◆ STATED EXERCISE 1
Extract the passage of the Module 5 lesson that begins at the words "For our last" and ends after the words "called **string manipulation**.", copying it character for character.
===== EXCERPT =====
# Module 5: String Manipulation, File I/O, Jupyter Notebook

For our last module, we’ll be dealing with **string manipulation** and **file input and output operations**—all while **utilizing functions** more! I’ll also be introducing a powerful tool called the **Jupyter Notebook**.

> **IMPORTANT**: Make sure to click on **Run** for **_each_ Code cell** to see the output and introduce functions and variables to the notebook!


## String Indexing and Methods

Remember when I said **Strings** are also considered **sequential data structures**, since they are just **sequences of characters**? This factor allows users to **analyze and handle strings** in a versatile way: **character per character**, **segment per segment**. This process is called **string manipulation**.

There are a lot of things you could do with strings, not just in Python, but in other programming languages as well. 

One of the common things is the **letter case**, or the way strings are capitalized. Just by using the built-in methods, we can change the strings into **uppercase**, **lowercase**, and even **titlecase**—which isn’t easily doable in other languages! 

Let’s say we have a variable called **this_word** containing the **string** value **“hello Friend”**.

In [1]:
this_word = "hello Friend"

We can convert this into **uppercase**, **lowercase**, and **titlecase** by using the **upper()**, **lower()**, and **title()** functions simply by calling the variable name, followed by a dot or period, followed by the function name and the parentheses. Therefore, once we print these, the letter case will be different:

In [2]:
print(this_word.upper())
print(this_word.lower())
print(this_word.title())

HELLO FRIEND
hello friend
Hello Friend


Aside from this, we can **capitalize** the **first letter** of the **string**, and even **swap** cases! We have the **capitalize()** and **swapcase()** functions for this. With the same syntax, as the others, we can produce our desired result:

In [3]:
print(this_word.capitalize())
print(this_word.swapcase())

Hello friend
HELLO fRIEND


Now, remember when I said that **strings** are **immutable**? This means we **CANNOT manipulate strings** permanently **without** having to **reassign** them to the same or another **variable**. This means, using any of these functions **won’t change** the **current value** of the **this_word** variable.
=====
◆ STATED EXERCISE 2
Copy every line of the records below without any changes, but omit the pictures.
===== DATA ROWS =====
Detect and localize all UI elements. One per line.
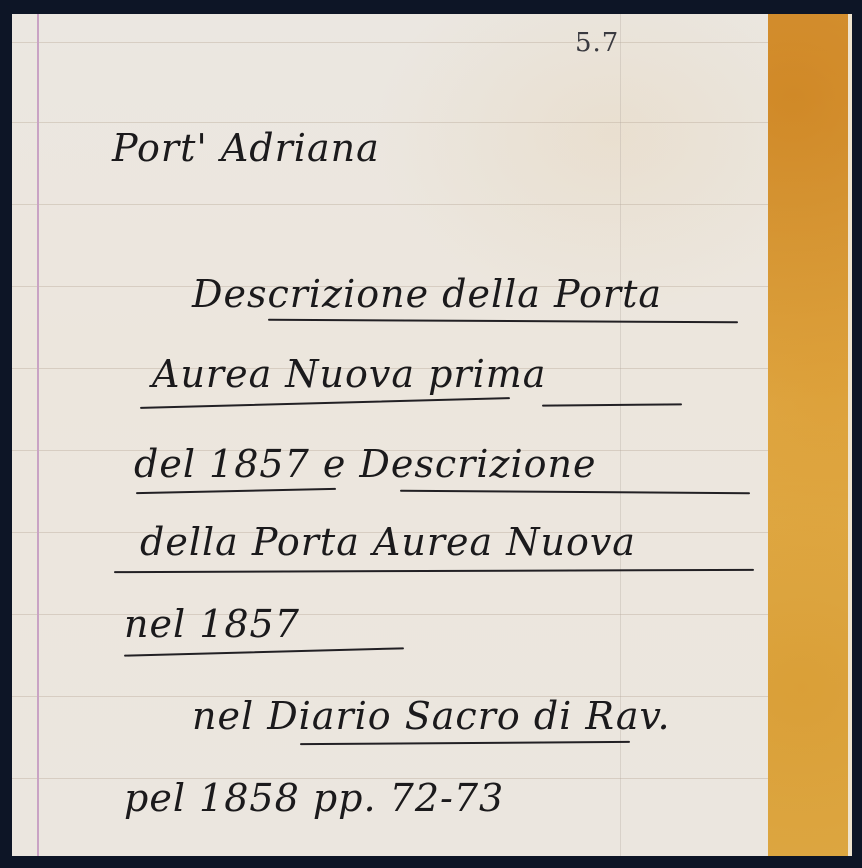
underline: [140, 397, 510, 409]
card-title: Port' Adriana: [112, 126, 380, 170]
ruled-line: [12, 204, 768, 205]
text-line: nel Diario Sacro di Rav.: [192, 694, 671, 738]
underline: [114, 569, 754, 573]
folio-number: 5.7: [575, 28, 619, 58]
underline: [124, 647, 404, 656]
note-card: 5.7 Port' Adriana Descrizione della Port…: [12, 14, 852, 856]
text-line: della Porta Aurea Nuova: [140, 520, 636, 564]
text-line: del 1857 e Descrizione: [134, 442, 596, 486]
underline: [136, 488, 336, 494]
underline: [400, 490, 750, 494]
card-right-edge: [848, 14, 852, 856]
ruled-line: [12, 122, 768, 123]
text-line: Aurea Nuova prima: [152, 352, 546, 396]
text-line: Descrizione della Porta: [192, 272, 662, 316]
underline: [300, 741, 630, 745]
text-line: pel 1858 pp. 72-73: [124, 776, 504, 820]
margin-line: [37, 14, 39, 856]
paper-discoloration: [372, 14, 772, 314]
text-line: nel 1857: [124, 602, 300, 646]
underline: [268, 319, 738, 323]
ruled-line: [12, 42, 768, 43]
yellow-stain-strip: [768, 14, 852, 856]
underline: [542, 403, 682, 406]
=====
◆ EXPECTED ANSWER 1
For our last module, we’ll be dealing with **string manipulation** and **file input and output operations**—all while **utilizing functions** more! I’ll also be introducing a powerful tool called the **Jupyter Notebook**.

> **IMPORTANT**: Make sure to click on **Run** for **_each_ Code cell** to see the output and introduce functions and variables to the notebook!


## String Indexing and Methods

Remember when I said **Strings** are also considered **sequential data structures**, since they are just **sequences of characters**? This factor allows users to **analyze and handle strings** in a versatile way: **character per character**, **segment per segment**. This process is called **string manipulation**.

◆ EXPECTED ANSWER 2
Detect and localize all UI elements. One per line.
underline: [140, 397, 510, 409]
card-title: Port' Adriana: [112, 126, 380, 170]
ruled-line: [12, 204, 768, 205]
text-line: nel Diario Sacro di Rav.: [192, 694, 671, 738]
underline: [114, 569, 754, 573]
folio-number: 5.7: [575, 28, 619, 58]
underline: [124, 647, 404, 656]
note-card: 5.7 Port' Adriana Descrizione della Port…: [12, 14, 852, 856]
text-line: della Porta Aurea Nuova: [140, 520, 636, 564]
text-line: del 1857 e Descrizione: [134, 442, 596, 486]
underline: [136, 488, 336, 494]
underline: [400, 490, 750, 494]
card-right-edge: [848, 14, 852, 856]
ruled-line: [12, 122, 768, 123]
text-line: Aurea Nuova prima: [152, 352, 546, 396]
text-line: Descrizione della Porta: [192, 272, 662, 316]
underline: [300, 741, 630, 745]
text-line: pel 1858 pp. 72-73: [124, 776, 504, 820]
margin-line: [37, 14, 39, 856]
paper-discoloration: [372, 14, 772, 314]
text-line: nel 1857: [124, 602, 300, 646]
underline: [268, 319, 738, 323]
ruled-line: [12, 42, 768, 43]
yellow-stain-strip: [768, 14, 852, 856]
underline: [542, 403, 682, 406]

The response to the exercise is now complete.